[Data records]
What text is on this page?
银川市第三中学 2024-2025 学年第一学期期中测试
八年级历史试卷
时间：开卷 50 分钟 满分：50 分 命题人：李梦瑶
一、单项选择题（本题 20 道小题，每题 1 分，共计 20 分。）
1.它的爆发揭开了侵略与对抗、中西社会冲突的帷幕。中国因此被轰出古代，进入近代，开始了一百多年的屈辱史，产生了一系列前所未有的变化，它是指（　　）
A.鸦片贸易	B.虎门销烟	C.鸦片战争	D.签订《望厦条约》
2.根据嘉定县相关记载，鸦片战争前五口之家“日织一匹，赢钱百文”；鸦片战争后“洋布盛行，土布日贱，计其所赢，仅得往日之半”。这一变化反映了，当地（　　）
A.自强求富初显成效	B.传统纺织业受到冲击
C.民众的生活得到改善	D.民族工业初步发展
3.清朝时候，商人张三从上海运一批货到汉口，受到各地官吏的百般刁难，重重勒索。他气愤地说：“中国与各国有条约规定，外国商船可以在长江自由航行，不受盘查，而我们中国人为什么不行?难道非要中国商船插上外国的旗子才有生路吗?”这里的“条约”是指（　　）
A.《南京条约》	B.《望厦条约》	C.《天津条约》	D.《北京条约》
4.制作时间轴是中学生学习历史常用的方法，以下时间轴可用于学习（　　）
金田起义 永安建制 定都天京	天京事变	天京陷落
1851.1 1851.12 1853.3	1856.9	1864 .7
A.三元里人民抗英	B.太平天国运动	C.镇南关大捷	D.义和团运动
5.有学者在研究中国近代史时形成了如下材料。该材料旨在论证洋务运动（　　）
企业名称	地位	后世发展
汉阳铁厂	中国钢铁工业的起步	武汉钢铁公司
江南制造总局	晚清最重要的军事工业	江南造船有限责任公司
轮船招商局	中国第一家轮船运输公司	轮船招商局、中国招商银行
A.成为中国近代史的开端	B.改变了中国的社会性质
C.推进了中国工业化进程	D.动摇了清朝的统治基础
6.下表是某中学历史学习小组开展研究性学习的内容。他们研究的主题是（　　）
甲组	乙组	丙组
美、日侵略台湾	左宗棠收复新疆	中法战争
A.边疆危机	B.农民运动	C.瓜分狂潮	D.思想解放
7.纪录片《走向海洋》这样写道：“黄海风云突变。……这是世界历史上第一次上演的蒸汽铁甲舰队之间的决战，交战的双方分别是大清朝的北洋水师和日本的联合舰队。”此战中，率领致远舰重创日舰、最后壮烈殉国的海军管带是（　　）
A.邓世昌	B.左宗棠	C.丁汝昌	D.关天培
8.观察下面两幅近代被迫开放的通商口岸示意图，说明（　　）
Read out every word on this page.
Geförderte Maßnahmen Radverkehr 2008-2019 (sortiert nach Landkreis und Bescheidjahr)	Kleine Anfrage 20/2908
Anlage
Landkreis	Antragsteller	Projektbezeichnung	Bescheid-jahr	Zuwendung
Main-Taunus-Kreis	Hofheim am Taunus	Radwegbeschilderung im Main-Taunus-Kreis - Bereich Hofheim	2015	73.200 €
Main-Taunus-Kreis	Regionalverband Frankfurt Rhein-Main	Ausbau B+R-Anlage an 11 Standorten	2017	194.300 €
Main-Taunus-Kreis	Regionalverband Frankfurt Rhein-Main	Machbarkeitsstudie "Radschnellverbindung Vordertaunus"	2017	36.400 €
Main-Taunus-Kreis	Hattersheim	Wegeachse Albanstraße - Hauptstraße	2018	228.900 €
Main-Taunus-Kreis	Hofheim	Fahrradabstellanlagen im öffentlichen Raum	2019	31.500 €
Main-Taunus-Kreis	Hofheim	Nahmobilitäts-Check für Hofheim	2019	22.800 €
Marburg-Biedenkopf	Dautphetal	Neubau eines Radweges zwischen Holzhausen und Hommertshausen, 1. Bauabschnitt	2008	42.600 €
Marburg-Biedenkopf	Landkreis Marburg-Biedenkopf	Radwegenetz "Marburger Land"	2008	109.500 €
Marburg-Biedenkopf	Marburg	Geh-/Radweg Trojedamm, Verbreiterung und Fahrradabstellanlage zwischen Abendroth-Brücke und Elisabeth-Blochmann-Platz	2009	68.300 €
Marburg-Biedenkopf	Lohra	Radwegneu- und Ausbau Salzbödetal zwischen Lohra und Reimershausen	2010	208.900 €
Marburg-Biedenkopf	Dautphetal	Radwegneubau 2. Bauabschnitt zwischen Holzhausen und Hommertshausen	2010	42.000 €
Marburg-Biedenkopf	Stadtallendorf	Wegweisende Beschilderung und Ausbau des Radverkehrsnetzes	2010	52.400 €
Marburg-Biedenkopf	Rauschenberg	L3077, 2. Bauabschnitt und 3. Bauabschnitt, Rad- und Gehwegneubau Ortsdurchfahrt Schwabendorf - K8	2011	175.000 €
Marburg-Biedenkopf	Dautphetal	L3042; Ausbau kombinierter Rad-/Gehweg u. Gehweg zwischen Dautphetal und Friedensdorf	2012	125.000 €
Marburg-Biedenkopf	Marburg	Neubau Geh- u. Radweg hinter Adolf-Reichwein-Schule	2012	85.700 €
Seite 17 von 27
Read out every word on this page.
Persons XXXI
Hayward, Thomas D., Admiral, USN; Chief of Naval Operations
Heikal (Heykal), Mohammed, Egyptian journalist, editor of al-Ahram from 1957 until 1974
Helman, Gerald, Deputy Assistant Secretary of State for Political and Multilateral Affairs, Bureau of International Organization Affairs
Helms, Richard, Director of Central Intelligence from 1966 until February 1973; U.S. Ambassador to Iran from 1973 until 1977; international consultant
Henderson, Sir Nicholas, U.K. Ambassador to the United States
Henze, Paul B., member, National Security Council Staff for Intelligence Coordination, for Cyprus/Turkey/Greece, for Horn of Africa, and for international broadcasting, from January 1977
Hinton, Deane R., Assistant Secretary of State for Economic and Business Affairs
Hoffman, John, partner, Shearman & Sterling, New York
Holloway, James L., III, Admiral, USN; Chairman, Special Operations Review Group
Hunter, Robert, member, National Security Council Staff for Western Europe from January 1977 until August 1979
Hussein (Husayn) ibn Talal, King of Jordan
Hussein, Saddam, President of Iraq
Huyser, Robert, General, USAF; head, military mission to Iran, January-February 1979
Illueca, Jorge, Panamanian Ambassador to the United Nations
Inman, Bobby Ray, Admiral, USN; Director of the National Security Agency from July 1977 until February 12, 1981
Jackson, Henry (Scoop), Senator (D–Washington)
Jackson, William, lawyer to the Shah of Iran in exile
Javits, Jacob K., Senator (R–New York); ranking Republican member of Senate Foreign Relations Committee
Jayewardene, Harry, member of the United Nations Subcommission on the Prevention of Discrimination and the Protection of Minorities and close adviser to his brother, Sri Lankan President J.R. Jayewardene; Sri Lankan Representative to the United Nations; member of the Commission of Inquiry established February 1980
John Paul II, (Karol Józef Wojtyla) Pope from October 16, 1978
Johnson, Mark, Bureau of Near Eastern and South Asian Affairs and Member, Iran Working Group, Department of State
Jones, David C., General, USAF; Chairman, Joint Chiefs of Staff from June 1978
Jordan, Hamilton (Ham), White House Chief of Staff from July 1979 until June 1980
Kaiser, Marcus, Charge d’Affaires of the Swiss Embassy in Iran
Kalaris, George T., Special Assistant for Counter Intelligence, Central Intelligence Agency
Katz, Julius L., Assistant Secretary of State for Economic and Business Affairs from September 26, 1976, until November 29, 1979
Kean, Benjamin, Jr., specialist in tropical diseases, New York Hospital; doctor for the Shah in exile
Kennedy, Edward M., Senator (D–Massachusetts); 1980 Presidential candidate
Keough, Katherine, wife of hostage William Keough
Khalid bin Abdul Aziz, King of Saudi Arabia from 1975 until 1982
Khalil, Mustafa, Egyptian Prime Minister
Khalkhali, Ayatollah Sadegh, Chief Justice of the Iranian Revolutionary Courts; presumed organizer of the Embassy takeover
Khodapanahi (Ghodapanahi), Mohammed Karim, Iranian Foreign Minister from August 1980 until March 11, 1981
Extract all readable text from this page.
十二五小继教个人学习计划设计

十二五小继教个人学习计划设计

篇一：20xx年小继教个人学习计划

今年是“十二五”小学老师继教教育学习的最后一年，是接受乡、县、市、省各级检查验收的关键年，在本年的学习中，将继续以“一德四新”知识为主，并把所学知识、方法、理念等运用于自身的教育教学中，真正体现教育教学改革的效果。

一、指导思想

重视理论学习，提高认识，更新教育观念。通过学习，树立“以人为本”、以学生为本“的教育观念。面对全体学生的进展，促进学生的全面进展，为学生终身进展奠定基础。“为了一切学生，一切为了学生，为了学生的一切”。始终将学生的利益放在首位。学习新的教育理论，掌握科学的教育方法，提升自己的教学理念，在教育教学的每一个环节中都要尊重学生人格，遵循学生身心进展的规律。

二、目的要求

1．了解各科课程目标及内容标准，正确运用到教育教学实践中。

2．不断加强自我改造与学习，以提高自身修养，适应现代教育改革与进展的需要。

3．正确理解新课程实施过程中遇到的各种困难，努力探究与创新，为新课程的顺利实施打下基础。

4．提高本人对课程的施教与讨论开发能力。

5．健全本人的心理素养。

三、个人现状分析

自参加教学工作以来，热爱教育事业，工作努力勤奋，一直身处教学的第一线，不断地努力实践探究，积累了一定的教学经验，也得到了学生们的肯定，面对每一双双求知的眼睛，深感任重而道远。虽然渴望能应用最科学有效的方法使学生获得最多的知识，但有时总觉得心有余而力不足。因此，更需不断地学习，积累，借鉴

> **Work to do**:
In the entries above, identify each line that includes the string "Embassy", then copy it.

> **Solution**:
Kaiser, Marcus, Charge d’Affaires of the Swiss Embassy in Iran
Khalkhali, Ayatollah Sadegh, Chief Justice of the Iranian Revolutionary Courts; presumed organizer of the Embassy takeover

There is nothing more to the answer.